== Extracted material

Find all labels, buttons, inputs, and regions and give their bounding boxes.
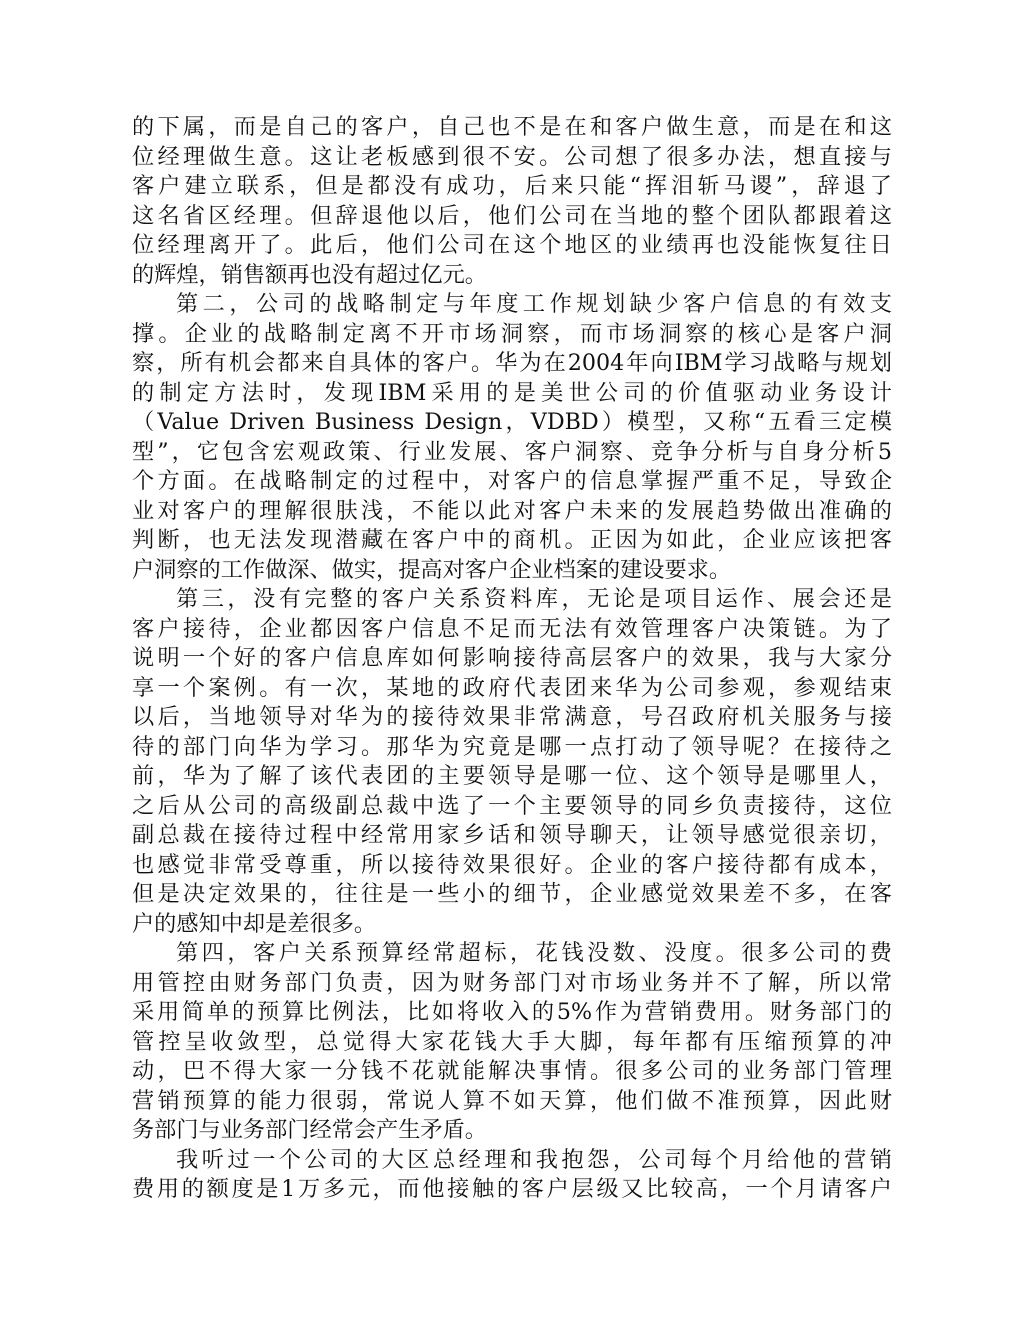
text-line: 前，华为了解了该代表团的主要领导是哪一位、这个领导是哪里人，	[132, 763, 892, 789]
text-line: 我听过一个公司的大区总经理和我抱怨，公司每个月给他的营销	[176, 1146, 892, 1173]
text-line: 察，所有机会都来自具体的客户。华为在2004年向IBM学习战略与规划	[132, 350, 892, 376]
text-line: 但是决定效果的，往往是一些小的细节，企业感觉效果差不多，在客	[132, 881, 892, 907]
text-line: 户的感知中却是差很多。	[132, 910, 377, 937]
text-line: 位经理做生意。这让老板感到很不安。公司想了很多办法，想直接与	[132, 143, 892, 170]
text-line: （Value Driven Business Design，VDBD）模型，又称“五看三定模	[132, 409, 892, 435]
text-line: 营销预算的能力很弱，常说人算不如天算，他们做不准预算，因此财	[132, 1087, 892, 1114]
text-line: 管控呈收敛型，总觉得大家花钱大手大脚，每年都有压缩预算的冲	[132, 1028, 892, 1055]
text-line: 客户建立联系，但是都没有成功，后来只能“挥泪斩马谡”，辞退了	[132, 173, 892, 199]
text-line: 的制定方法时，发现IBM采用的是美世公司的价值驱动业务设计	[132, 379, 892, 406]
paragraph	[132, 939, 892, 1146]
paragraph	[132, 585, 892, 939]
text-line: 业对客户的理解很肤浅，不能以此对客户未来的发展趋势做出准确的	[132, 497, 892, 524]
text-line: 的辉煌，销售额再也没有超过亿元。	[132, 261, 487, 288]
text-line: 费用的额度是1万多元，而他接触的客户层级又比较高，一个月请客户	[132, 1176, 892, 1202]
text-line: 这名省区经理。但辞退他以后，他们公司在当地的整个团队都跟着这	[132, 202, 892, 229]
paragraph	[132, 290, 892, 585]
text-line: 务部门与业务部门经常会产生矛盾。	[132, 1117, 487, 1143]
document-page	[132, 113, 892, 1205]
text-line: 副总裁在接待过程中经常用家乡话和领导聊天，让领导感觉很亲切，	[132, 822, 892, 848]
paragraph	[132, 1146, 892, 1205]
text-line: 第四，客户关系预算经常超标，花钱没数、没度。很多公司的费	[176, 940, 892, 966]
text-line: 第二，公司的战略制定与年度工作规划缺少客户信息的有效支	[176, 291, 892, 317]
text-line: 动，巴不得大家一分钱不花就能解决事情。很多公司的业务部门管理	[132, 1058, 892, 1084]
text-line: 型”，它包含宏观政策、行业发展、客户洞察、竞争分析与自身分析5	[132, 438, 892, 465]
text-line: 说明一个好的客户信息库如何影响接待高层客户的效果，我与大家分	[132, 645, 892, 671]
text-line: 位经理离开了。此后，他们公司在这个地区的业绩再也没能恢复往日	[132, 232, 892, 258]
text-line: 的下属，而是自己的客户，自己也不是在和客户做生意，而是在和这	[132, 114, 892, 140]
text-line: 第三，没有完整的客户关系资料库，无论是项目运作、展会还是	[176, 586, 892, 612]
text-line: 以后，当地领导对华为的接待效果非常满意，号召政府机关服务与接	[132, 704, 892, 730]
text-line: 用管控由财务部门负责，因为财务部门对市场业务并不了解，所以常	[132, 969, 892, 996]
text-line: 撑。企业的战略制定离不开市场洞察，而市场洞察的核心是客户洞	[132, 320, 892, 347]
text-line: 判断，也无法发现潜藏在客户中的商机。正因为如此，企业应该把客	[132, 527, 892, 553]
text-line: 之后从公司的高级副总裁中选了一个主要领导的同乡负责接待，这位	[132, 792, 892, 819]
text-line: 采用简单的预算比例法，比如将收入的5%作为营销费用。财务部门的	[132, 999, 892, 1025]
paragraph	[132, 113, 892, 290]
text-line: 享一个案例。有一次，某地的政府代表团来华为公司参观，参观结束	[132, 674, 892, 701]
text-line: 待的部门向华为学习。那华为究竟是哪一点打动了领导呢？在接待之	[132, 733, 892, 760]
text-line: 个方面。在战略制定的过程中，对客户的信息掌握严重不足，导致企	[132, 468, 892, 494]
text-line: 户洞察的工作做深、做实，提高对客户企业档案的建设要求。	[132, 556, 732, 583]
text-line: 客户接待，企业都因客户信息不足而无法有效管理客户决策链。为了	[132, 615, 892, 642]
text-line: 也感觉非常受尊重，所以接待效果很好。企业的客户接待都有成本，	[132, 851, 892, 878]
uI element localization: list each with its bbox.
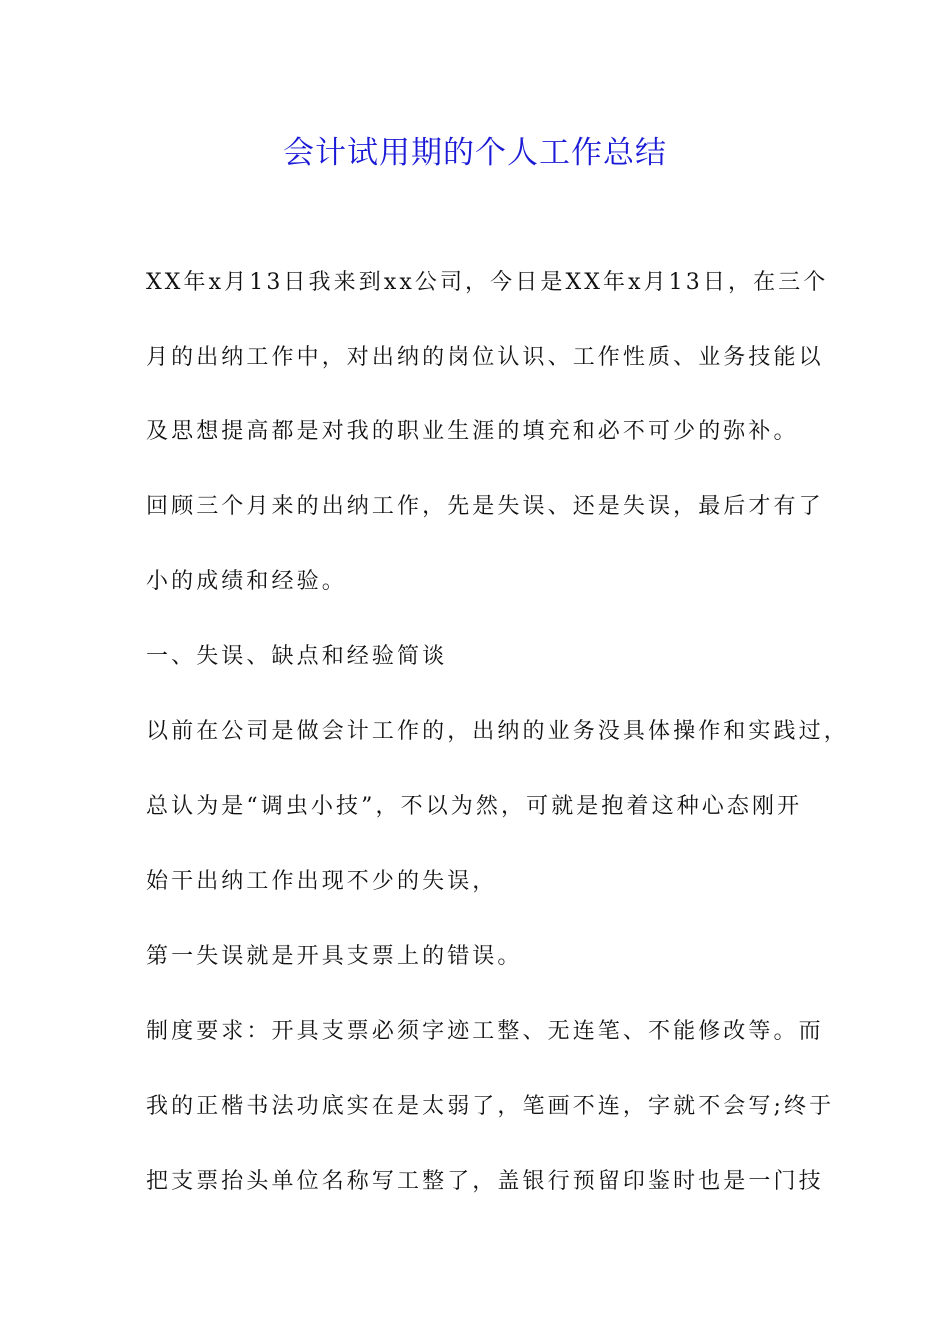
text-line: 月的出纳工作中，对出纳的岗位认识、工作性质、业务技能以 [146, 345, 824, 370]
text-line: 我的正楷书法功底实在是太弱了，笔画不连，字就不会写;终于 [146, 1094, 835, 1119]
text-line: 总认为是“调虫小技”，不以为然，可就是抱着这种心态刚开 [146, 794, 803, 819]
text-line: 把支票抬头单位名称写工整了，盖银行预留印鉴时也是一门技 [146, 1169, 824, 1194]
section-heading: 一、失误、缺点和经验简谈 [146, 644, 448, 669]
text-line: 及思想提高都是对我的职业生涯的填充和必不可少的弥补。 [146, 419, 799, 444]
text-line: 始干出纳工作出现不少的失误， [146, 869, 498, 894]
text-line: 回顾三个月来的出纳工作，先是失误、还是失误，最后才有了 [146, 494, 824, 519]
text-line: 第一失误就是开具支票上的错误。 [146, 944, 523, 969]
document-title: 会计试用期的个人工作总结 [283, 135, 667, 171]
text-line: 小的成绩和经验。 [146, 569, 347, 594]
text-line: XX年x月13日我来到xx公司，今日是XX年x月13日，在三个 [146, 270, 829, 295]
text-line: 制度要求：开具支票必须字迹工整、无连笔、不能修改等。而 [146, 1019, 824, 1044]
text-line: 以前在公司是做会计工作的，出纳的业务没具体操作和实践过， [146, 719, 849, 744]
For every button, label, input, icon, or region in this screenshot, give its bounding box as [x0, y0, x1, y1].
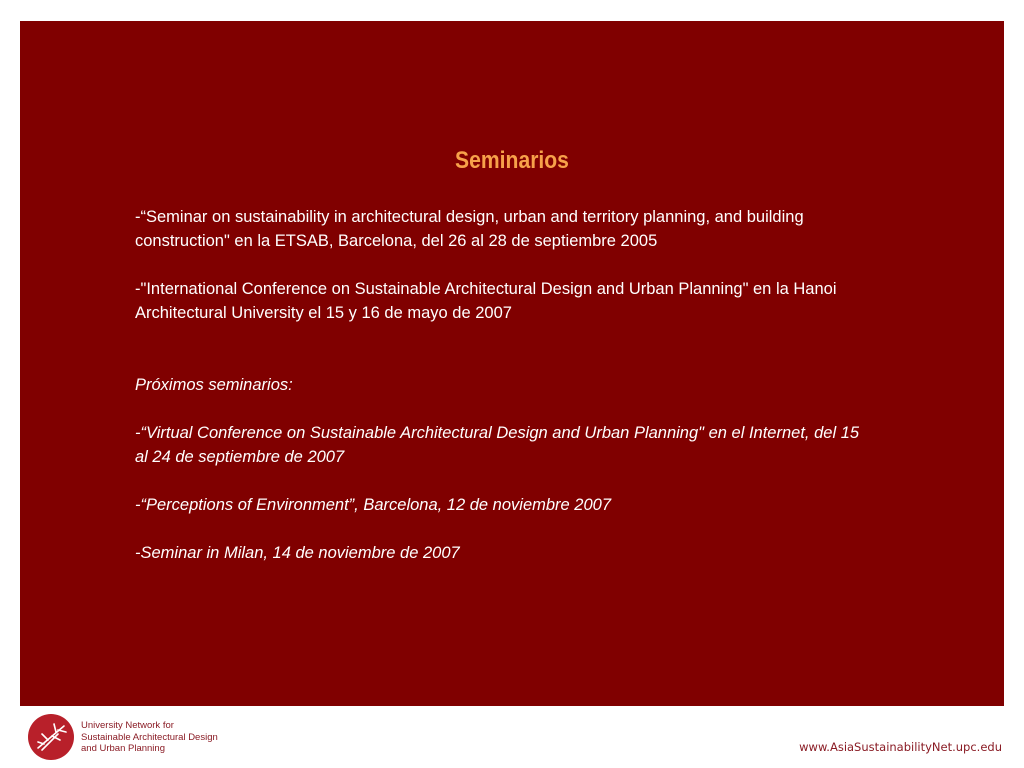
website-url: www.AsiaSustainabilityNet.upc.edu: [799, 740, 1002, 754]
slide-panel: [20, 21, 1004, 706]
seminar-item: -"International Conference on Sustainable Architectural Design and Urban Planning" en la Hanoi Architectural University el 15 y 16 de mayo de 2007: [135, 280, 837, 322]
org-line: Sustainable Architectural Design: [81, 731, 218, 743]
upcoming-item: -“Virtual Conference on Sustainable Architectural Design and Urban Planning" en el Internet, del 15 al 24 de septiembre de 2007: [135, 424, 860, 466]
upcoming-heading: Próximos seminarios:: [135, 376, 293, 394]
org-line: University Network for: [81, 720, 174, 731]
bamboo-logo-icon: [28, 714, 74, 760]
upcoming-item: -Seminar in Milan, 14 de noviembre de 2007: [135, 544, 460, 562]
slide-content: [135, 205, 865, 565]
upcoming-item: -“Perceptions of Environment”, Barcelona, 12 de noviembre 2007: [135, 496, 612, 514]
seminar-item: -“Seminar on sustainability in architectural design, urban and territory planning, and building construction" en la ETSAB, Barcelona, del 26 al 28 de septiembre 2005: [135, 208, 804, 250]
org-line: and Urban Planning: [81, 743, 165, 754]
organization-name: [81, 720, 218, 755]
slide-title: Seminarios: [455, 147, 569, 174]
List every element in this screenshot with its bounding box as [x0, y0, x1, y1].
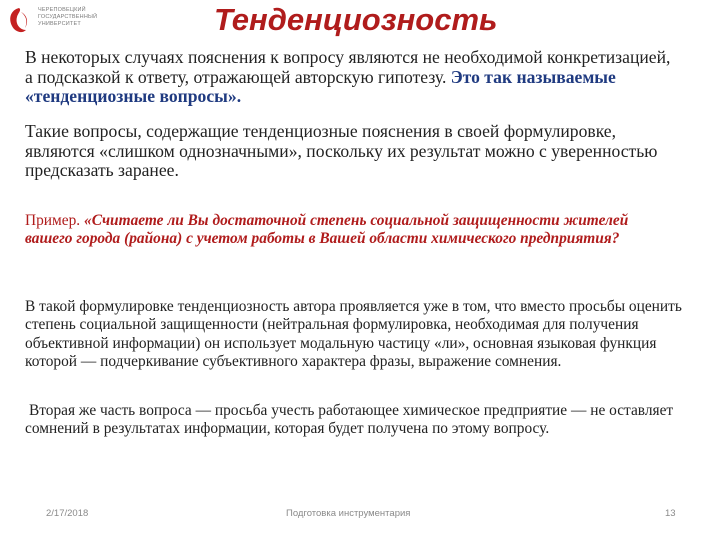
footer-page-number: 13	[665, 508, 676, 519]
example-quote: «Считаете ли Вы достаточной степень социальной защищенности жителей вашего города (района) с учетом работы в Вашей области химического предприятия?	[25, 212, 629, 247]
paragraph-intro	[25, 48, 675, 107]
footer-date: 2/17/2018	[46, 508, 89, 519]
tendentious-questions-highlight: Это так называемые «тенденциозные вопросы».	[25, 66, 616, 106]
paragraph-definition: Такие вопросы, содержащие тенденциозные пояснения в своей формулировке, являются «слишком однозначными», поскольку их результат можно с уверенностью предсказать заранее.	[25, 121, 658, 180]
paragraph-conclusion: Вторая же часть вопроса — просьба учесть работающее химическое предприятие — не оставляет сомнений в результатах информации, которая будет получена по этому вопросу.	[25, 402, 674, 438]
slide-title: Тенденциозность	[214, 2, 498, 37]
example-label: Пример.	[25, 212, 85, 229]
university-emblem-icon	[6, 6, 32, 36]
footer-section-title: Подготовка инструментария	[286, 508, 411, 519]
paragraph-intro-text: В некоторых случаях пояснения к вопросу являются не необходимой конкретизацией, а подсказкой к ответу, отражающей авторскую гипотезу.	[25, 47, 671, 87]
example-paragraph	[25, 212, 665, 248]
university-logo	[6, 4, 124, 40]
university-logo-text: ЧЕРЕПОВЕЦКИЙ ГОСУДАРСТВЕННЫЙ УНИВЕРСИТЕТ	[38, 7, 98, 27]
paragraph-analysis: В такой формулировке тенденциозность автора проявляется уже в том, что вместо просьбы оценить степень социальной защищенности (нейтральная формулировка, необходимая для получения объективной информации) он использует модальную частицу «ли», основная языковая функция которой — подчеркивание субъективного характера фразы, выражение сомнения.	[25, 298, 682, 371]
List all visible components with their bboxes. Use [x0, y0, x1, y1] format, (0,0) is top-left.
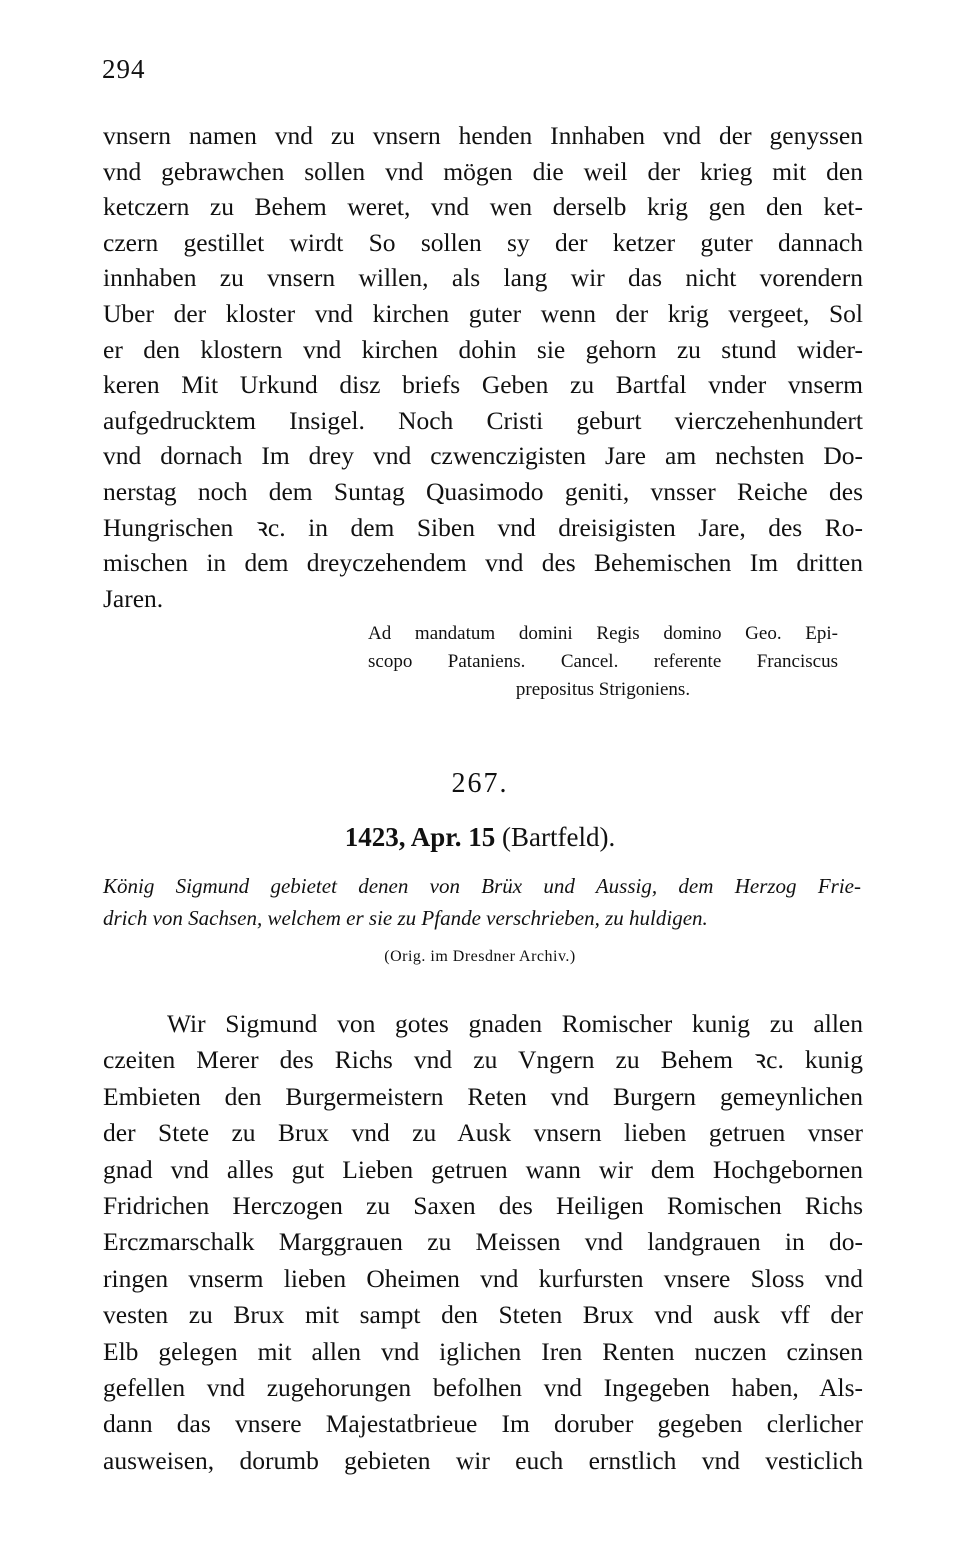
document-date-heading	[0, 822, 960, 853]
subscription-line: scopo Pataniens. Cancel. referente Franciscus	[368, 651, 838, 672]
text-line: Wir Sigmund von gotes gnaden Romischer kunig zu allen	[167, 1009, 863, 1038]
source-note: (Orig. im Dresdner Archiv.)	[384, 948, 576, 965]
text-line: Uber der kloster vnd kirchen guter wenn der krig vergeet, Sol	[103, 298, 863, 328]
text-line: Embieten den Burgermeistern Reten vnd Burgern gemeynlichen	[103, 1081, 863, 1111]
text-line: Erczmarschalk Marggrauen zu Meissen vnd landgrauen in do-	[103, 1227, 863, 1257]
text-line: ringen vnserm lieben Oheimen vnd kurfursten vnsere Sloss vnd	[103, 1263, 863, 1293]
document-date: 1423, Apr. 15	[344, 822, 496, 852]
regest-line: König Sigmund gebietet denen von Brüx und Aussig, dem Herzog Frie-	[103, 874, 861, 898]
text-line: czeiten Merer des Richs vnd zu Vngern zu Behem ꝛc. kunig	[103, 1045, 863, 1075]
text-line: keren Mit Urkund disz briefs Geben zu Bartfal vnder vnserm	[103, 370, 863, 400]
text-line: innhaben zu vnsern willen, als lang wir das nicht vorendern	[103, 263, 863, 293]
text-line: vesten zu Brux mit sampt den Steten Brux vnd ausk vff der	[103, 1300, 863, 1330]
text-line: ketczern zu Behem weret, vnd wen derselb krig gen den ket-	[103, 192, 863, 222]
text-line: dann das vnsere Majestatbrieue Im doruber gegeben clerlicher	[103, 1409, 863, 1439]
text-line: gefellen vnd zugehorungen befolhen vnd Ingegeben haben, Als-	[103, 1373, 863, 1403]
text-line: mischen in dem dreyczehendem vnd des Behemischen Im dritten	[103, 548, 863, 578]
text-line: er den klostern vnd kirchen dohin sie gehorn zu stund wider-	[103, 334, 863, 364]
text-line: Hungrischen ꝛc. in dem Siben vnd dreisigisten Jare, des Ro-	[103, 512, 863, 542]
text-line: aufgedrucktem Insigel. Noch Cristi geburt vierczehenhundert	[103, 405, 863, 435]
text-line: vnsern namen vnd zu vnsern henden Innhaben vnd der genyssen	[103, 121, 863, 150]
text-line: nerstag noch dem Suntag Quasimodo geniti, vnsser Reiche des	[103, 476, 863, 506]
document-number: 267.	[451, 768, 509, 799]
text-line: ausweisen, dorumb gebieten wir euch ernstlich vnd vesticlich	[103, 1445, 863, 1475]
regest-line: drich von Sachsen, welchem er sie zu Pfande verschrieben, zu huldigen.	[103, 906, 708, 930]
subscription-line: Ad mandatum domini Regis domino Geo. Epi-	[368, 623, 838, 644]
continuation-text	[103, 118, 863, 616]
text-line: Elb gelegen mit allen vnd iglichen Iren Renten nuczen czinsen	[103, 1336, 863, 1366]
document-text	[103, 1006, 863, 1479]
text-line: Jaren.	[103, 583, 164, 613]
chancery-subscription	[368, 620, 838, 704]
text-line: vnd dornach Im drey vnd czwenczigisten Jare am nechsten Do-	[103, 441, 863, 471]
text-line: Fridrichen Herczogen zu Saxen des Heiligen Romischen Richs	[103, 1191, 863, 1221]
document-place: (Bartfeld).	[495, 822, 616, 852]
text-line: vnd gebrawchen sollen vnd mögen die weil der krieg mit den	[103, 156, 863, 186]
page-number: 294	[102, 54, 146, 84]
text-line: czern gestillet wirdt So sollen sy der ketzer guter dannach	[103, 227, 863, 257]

====

**Task to complete:** Could you express the lines from the one containing "508, 676, 519]" through the one containing "paragraph-definition: Такие вопросы, содержащие" as a JSON list of strings, one string per line?

**Complete output:**
[
  "footer-page-number: 13\t[665, 508, 676, 519]",
  "example-quote: «Считаете ли Вы достаточной степень социальной защищенности жителей вашего города (района) с учетом работы в Вашей области химического предприятия?\t[25, 212, 629, 247]",
  "paragraph-intro\t[25, 48, 675, 107]",
  "footer-date: 2/17/2018\t[46, 508, 89, 519]",
  "tendentious-questions-highlight: Это так называемые «тенденциозные вопросы».\t[25, 66, 616, 106]",
  "paragraph-definition: Такие вопросы, содержащие тенденциозные пояснения в своей формулировке, являются «слишком однозначными», поскольку их результат можно с уверенностью предсказать заранее.\t[25, 121, 658, 180]"
]